• ASSIGNMENT 1
In the text about Taprisiots, what service do Calebans provide to sentients through contracts?
• ASSIGNMENT 2
Extend the text about Taprisiots and Calebans, picking up after its last sentence.

• TEXT BLOCK
Taprisiots appear to be stubby chunks of wood, almost like logs with their branches broken off. Their value to other sentients is that they can communicate directly with each other telepathically, and can create telepathic communications channels between other sentients with their mediation. They sell their services as communications channels, and have become indispensable to the workings of the pan-sentiency.
Among other users, agents of the Bureau of Sabotage are sent out on especially dangerous missions with 'Taprisiot monitors': a Taprisiot maintains a telepathic link to the agent, and at the moment of the agent's death, the entire circumstance and contents of the agent's conscious mind can be made available for study.
It's speculated that Taprisiots are, in some sense, immature cousins of Calebans, who have far greater access to the realm that the Taprisiots use for telepathy. Caleban interaction with sentients is through contracts to provide jump-doors and other, more specific, services.

• DATA UNDER STUDY

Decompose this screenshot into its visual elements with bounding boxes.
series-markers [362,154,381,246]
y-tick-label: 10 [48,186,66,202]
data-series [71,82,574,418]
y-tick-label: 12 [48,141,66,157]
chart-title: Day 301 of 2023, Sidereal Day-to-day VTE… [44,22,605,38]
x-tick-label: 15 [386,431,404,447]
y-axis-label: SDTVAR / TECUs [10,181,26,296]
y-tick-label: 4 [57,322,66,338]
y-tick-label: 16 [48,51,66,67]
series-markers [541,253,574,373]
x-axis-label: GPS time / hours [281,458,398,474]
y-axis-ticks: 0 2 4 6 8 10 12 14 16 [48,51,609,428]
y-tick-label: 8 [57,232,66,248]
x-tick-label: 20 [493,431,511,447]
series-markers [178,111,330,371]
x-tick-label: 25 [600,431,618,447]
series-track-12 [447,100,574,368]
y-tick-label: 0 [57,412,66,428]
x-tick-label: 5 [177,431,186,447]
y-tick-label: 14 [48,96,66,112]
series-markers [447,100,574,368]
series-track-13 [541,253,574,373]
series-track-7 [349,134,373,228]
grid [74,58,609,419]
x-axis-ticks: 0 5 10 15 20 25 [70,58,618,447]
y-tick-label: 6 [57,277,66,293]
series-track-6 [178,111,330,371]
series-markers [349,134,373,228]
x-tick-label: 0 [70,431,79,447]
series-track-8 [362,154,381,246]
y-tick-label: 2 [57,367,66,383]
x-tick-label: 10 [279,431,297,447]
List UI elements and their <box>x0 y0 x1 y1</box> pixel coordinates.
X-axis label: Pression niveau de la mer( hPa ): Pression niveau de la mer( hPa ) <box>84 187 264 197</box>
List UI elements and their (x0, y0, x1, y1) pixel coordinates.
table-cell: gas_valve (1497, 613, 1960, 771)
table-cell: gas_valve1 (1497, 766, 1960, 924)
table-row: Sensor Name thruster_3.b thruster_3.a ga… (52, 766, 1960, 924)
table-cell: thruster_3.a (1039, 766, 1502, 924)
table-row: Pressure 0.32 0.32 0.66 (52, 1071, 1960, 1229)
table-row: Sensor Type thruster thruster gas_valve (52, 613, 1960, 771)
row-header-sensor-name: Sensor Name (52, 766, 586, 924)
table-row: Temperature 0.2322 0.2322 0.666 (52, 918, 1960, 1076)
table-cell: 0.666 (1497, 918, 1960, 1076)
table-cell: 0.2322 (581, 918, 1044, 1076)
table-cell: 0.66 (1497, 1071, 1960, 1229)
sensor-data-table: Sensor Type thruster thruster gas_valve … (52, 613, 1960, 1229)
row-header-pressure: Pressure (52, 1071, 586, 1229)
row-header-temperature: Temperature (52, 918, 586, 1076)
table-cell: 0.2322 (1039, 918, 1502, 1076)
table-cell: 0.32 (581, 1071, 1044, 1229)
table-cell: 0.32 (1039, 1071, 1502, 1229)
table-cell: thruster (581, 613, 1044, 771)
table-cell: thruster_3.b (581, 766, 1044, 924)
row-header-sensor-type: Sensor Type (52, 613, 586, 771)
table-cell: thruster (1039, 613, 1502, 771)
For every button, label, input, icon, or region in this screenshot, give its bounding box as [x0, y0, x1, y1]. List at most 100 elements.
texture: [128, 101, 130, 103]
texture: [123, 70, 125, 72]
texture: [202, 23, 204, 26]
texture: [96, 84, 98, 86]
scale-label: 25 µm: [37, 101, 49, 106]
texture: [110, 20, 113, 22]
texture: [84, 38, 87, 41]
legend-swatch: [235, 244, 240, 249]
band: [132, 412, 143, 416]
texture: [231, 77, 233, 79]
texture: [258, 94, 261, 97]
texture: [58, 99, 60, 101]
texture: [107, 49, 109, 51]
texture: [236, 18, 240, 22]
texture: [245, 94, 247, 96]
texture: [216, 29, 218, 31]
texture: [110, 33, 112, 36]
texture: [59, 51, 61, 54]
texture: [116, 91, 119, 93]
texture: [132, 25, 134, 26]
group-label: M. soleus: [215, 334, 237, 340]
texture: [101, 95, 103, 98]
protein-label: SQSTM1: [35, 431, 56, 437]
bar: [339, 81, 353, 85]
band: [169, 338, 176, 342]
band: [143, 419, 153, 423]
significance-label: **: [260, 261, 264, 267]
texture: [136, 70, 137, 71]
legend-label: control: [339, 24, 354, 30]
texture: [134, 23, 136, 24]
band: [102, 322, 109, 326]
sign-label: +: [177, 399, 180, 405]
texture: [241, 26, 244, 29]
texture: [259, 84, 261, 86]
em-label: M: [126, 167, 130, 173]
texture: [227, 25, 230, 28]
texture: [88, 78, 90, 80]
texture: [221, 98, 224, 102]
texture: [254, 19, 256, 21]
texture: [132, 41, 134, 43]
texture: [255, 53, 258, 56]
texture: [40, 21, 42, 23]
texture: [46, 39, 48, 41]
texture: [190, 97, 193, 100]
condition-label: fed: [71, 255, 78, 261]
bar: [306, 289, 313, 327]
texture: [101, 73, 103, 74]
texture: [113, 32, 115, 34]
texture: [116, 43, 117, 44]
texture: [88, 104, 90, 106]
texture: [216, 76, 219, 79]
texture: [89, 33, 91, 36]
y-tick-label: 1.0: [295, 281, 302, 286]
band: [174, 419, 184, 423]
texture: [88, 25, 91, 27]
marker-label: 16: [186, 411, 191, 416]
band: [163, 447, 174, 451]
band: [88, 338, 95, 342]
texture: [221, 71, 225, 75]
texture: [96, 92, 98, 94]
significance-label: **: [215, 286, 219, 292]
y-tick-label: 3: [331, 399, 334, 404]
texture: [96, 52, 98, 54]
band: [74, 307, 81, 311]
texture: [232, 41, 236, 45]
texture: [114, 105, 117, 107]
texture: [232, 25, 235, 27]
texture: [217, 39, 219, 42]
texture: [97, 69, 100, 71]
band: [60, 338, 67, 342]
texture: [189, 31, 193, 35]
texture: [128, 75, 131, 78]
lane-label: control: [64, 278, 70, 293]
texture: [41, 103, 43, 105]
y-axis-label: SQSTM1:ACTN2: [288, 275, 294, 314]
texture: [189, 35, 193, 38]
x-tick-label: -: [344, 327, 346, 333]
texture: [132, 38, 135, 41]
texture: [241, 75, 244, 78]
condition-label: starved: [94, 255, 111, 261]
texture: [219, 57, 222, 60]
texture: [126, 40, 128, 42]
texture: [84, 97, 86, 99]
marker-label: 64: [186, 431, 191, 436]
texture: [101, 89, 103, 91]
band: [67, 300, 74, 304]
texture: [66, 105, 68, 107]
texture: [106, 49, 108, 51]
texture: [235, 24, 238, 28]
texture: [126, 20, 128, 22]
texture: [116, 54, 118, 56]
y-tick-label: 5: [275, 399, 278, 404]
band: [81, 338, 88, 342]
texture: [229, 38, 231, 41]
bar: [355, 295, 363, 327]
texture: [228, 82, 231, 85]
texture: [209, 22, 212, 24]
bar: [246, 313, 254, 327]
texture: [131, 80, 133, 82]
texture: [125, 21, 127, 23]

• TASK RESULT 1
Calebans provide jump-doors and other, more specific, services.

• TASK RESULT 2
The theme of a species providing a uniquely valuable service to other species is an echo of the economic arrangement between planets in Gordon R. Dickson's Childe Cycle series of novels. In those novels, humanity has psychologically splintered into distinct cultures that are co-extensive with their planets: the inhabitants of the planet Dorsai, for example, are the foremost warriors in the universe, and sell their services as mercenaries; Cetans and Newtonians are science worlds, contracting their citizens out to other worlds as scientists, technologists, and engineers. Lacking a suitable currency across the different worlds, the market for skilled contract workers is the essential unit of barter between planets and cultures.